— begin —

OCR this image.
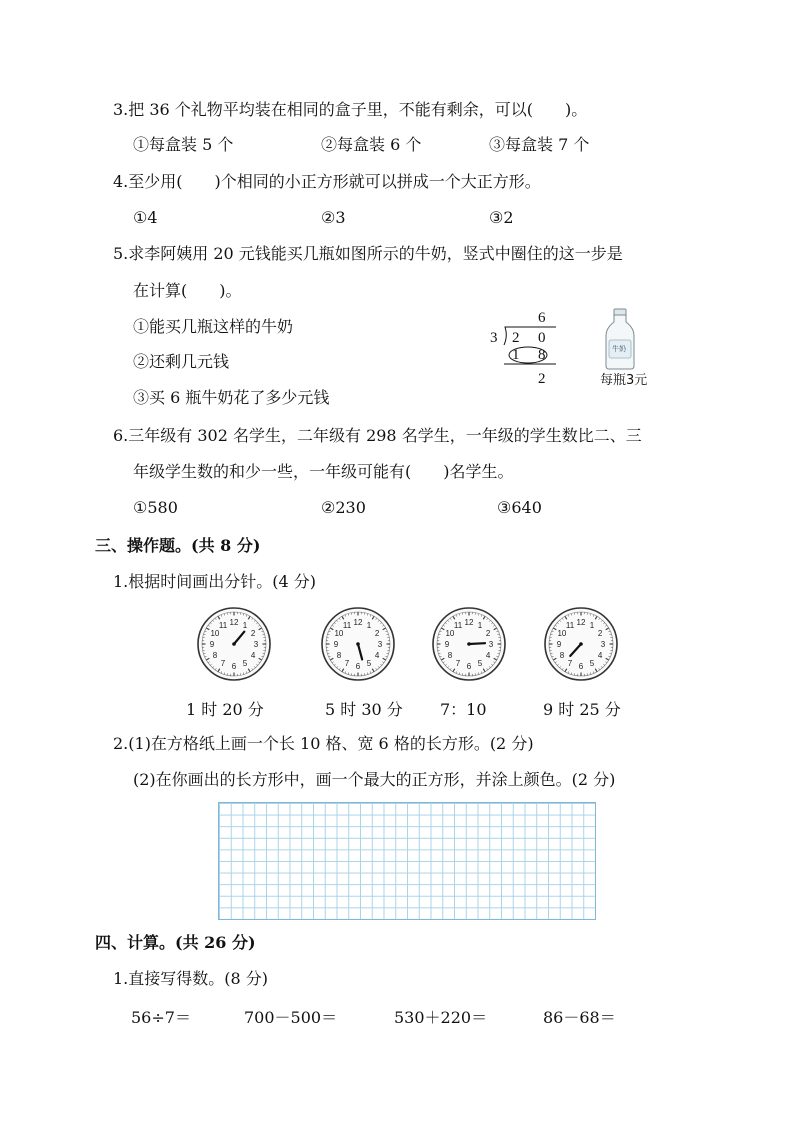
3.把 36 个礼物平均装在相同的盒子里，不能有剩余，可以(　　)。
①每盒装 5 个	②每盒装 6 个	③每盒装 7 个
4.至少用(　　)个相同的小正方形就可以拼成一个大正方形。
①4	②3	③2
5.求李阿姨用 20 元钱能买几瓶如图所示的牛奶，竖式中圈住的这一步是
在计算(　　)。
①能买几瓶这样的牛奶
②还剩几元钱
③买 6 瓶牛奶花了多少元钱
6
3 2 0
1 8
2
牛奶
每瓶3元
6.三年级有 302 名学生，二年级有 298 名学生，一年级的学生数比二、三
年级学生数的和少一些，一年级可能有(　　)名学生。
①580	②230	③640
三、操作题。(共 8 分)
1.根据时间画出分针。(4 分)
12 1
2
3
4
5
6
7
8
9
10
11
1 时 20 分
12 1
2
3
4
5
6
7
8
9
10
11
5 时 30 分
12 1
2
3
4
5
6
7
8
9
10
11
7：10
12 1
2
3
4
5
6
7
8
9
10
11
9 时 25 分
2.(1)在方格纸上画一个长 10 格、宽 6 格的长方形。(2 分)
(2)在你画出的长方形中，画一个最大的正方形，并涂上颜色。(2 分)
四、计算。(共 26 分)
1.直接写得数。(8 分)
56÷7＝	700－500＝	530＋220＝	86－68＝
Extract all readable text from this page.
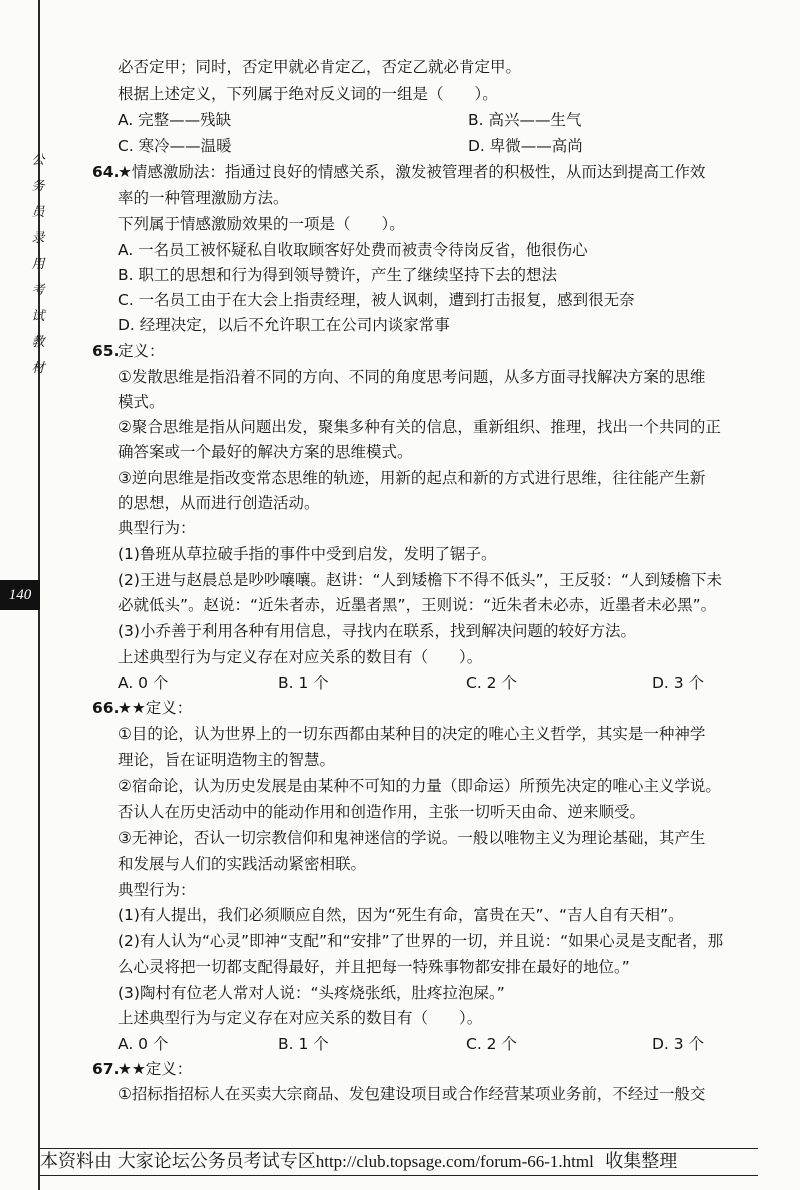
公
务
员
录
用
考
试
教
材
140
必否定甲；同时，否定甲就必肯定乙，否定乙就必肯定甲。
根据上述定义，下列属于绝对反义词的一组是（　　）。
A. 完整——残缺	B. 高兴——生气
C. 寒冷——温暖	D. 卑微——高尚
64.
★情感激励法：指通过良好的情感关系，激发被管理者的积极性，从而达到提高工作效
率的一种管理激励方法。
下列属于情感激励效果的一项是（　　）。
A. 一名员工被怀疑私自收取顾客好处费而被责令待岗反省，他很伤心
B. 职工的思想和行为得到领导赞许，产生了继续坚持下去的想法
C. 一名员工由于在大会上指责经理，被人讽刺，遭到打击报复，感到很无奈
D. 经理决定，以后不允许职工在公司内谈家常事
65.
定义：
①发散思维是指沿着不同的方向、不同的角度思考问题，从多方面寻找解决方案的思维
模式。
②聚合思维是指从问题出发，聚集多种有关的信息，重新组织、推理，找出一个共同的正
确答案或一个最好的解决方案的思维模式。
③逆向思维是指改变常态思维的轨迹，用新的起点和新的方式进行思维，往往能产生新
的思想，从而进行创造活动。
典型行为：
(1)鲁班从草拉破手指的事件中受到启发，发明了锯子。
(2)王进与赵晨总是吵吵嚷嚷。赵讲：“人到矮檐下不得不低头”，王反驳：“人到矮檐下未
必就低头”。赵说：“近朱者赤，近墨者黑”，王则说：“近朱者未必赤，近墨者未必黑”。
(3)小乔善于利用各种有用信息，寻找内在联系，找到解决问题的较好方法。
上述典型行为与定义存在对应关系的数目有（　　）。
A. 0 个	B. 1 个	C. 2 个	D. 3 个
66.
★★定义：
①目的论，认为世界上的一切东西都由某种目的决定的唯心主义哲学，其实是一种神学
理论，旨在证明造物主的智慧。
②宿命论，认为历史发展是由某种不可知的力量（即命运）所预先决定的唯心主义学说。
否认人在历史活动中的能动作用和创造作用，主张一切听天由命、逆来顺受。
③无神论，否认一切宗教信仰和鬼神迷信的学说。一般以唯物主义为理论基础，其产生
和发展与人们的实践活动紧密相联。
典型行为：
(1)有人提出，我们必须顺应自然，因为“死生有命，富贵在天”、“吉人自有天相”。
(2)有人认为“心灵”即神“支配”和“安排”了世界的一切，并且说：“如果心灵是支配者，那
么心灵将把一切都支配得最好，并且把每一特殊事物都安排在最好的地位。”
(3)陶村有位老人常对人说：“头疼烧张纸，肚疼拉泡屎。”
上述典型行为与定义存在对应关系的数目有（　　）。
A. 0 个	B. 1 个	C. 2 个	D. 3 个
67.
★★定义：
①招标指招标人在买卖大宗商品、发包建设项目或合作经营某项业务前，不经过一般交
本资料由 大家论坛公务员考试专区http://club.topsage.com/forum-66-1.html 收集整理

— end —
— begin —

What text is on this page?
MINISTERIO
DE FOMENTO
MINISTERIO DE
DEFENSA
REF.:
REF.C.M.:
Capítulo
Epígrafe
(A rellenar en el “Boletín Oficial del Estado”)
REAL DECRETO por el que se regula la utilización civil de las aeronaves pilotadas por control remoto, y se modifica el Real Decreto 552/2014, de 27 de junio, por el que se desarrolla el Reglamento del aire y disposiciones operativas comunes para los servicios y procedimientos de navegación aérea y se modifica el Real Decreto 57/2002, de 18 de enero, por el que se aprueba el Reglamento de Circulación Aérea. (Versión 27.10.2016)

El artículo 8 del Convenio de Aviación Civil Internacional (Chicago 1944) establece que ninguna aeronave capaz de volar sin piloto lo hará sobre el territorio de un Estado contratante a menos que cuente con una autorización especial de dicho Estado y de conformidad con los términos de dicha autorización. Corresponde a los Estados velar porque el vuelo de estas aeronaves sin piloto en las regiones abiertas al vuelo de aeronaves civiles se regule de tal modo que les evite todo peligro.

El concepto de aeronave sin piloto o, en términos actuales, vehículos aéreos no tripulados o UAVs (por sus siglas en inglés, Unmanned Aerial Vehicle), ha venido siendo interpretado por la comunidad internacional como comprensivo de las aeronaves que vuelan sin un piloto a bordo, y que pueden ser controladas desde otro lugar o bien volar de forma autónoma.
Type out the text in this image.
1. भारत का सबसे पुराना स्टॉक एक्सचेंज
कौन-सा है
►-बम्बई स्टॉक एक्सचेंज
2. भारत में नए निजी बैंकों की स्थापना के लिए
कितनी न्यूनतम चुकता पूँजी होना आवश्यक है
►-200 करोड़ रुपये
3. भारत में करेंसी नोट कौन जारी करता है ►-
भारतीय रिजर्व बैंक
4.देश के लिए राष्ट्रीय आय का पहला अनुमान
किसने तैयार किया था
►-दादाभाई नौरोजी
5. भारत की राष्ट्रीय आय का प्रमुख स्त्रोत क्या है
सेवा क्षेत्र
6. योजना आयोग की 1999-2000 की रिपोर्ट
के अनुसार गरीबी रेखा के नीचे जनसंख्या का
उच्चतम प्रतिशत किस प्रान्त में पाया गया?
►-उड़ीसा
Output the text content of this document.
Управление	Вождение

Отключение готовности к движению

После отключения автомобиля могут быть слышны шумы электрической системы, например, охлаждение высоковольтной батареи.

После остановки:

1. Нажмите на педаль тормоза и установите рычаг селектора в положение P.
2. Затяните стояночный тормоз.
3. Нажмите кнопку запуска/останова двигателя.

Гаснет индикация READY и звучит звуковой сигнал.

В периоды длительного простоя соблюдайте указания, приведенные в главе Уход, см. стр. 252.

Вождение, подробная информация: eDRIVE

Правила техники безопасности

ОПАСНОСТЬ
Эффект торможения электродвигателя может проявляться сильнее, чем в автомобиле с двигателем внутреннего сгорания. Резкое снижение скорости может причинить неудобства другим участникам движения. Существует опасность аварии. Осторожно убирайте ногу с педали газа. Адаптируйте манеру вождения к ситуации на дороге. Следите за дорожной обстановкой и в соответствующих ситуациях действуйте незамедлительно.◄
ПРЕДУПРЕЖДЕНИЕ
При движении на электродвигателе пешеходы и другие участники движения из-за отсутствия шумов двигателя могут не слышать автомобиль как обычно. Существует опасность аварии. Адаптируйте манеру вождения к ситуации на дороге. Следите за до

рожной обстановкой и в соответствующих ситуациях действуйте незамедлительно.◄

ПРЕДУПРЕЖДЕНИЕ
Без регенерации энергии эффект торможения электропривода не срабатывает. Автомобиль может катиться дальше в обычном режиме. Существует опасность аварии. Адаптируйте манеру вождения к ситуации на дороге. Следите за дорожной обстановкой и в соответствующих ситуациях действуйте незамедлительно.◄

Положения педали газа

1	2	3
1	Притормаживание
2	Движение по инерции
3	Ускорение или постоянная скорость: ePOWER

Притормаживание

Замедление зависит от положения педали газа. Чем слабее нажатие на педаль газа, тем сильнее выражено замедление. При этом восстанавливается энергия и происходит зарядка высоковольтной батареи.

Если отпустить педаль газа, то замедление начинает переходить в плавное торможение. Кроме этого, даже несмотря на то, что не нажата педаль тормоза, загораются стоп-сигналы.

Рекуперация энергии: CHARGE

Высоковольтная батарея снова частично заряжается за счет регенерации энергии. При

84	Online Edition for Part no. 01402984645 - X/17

— end —
— begin —

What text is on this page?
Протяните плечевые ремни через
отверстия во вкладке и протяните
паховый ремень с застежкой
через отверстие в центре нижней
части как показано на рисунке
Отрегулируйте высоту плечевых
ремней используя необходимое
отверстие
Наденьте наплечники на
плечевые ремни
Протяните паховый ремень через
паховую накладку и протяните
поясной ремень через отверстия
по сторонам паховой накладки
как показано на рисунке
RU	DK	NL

— end —

**What to do:**
Using the listing above, locate the lines that hold "отверстие" and copy each one.

**Task output:**
через отверстие в центре нижней
отверстие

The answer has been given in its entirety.